> CHALLENGE:
Leave out the pictures and copy everything else below exactly.

───── PROVIDED DATA

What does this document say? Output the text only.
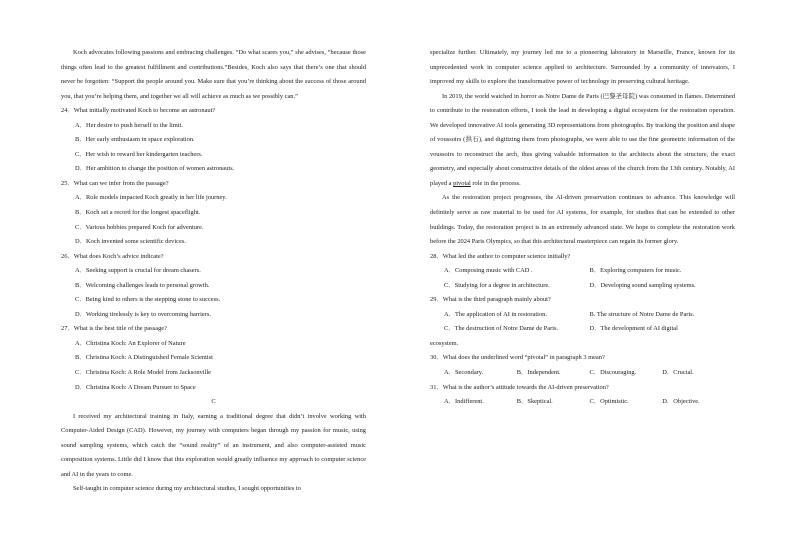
Koch advocates following passions and embracing challenges. “Do what scares you,” she advises, “because those things often lead to the greatest fulfillment and contributions.”Besides, Koch also says that there’s one that should never be forgotten: “Support the people around you. Make sure that you’re thinking about the success of those around you, that you’re helping them, and together we all will achieve as much as we possibly can.”

24．What initially motivated Koch to become an astronaut?

A．Her desire to push herself to the limit.

B．Her early enthusiasm in space exploration.

C．Her wish to reward her kindergarten teachers.

D．Her ambition to change the position of women astronauts.

25．What can we infer from the passage?

A．Role models impacted Koch greatly in her life journey.

B．Koch set a record for the longest spaceflight.

C．Various hobbies prepared Koch for adventure.

D．Koch invented some scientific devices.

26．What does Koch’s advice indicate?

A．Seeking support is crucial for dream chasers.

B．Welcoming challenges leads to personal growth.

C．Being kind to others is the stepping stone to success.

D．Working tirelessly is key to overcoming barriers.

27．What is the best title of the passage?

A．Christina Koch: An Explorer of Nature

B．Christina Koch: A Distinguished Female Scientist

C．Christina Koch: A Role Model from Jacksonville

D．Christina Koch: A Dream Pursuer to Space

C

I received my architectural training in Italy, earning a traditional degree that didn’t involve working with Computer-Aided Design (CAD). However, my journey with computers began through my passion for music, using sound sampling systems, which catch the “sound reality” of an instrument, and also computer-assisted music composition systems. Little did I know that this exploration would greatly influence my approach to computer science and AI in the years to come.

Self-taught in computer science during my architectural studies, I sought opportunities to

specialize further. Ultimately, my journey led me to a pioneering laboratory in Marseille, France, known for its unprecedented work in computer science applied to architecture. Surrounded by a community of innovators, I improved my skills to explore the transformative power of technology in preserving cultural heritage.

In 2019, the world watched in horror as Notre Dame de Paris (巴黎圣母院) was consumed in flames. Determined to contribute to the restoration efforts, I took the lead in developing a digital ecosystem for the restoration operation. We developed innovative AI tools generating 3D representations from photographs. By tracking the position and shape of voussoirs (拱石), and digitizing them from photographs, we were able to use the fine geometric information of the voussoirs to reconstruct the arch, thus giving valuable information to the architects about the structure, the exact geometry, and especially about constructive details of the oldest areas of the church from the 13th century. Notably, AI played a pivotal role in the process.

As the restoration project progresses, the AI-driven preservation continues to advance. This knowledge will definitely serve as raw material to be used for AI systems, for example, for studies that can be extended to other buildings. Today, the restoration project is in an extremely advanced state. We hope to complete the restoration work before the 2024 Paris Olympics, so that this architectural masterpiece can regain its former glory.

28．What led the author to computer science initially?

A．Composing music with CAD .	B．Exploring computers for music.
C．Studying for a degree in architecture.	D．Developing sound sampling systems.

29．What is the third paragraph mainly about?

A．The application of AI in restoration.	B. The structure of Notre Dame de Paris.
C．The destruction of Notre Dame de Paris.	D．The development of AI digital

ecosystem.

30．What does the underlined word “pivotal” in paragraph 3 mean?

A．Secondary.	B．Independent.	C．Discouraging.	D．Crucial.

31．What is the author’s attitude towards the AI-driven preservation?

A．Indifferent.	B．Skeptical.	C．Optimistic.	D．Objective.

──────────

> ANSWER TO THIS EXERCISE:
What does this document say? Output the text only.
Koch advocates following passions and embracing challenges. “Do what scares you,” she advises, “because those things often lead to the greatest fulfillment and contributions.”Besides, Koch also says that there’s one that should never be forgotten: “Support the people around you. Make sure that you’re thinking about the success of those around you, that you’re helping them, and together we all will achieve as much as we possibly can.”

24．What initially motivated Koch to become an astronaut?

A．Her desire to push herself to the limit.

B．Her early enthusiasm in space exploration.

C．Her wish to reward her kindergarten teachers.

D．Her ambition to change the position of women astronauts.

25．What can we infer from the passage?

A．Role models impacted Koch greatly in her life journey.

B．Koch set a record for the longest spaceflight.

C．Various hobbies prepared Koch for adventure.

D．Koch invented some scientific devices.

26．What does Koch’s advice indicate?

A．Seeking support is crucial for dream chasers.

B．Welcoming challenges leads to personal growth.

C．Being kind to others is the stepping stone to success.

D．Working tirelessly is key to overcoming barriers.

27．What is the best title of the passage?

A．Christina Koch: An Explorer of Nature

B．Christina Koch: A Distinguished Female Scientist

C．Christina Koch: A Role Model from Jacksonville

D．Christina Koch: A Dream Pursuer to Space

C

I received my architectural training in Italy, earning a traditional degree that didn’t involve working with Computer-Aided Design (CAD). However, my journey with computers began through my passion for music, using sound sampling systems, which catch the “sound reality” of an instrument, and also computer-assisted music composition systems. Little did I know that this exploration would greatly influence my approach to computer science and AI in the years to come.

Self-taught in computer science during my architectural studies, I sought opportunities to

specialize further. Ultimately, my journey led me to a pioneering laboratory in Marseille, France, known for its unprecedented work in computer science applied to architecture. Surrounded by a community of innovators, I improved my skills to explore the transformative power of technology in preserving cultural heritage.

In 2019, the world watched in horror as Notre Dame de Paris (巴黎圣母院) was consumed in flames. Determined to contribute to the restoration efforts, I took the lead in developing a digital ecosystem for the restoration operation. We developed innovative AI tools generating 3D representations from photographs. By tracking the position and shape of voussoirs (拱石), and digitizing them from photographs, we were able to use the fine geometric information of the voussoirs to reconstruct the arch, thus giving valuable information to the architects about the structure, the exact geometry, and especially about constructive details of the oldest areas of the church from the 13th century. Notably, AI played a pivotal role in the process.

As the restoration project progresses, the AI-driven preservation continues to advance. This knowledge will definitely serve as raw material to be used for AI systems, for example, for studies that can be extended to other buildings. Today, the restoration project is in an extremely advanced state. We hope to complete the restoration work before the 2024 Paris Olympics, so that this architectural masterpiece can regain its former glory.

28．What led the author to computer science initially?

A．Composing music with CAD .	B．Exploring computers for music.
C．Studying for a degree in architecture.	D．Developing sound sampling systems.

29．What is the third paragraph mainly about?

A．The application of AI in restoration.	B. The structure of Notre Dame de Paris.
C．The destruction of Notre Dame de Paris.	D．The development of AI digital

ecosystem.

30．What does the underlined word “pivotal” in paragraph 3 mean?

A．Secondary.	B．Independent.	C．Discouraging.	D．Crucial.

31．What is the author’s attitude towards the AI-driven preservation?

A．Indifferent.	B．Skeptical.	C．Optimistic.	D．Objective.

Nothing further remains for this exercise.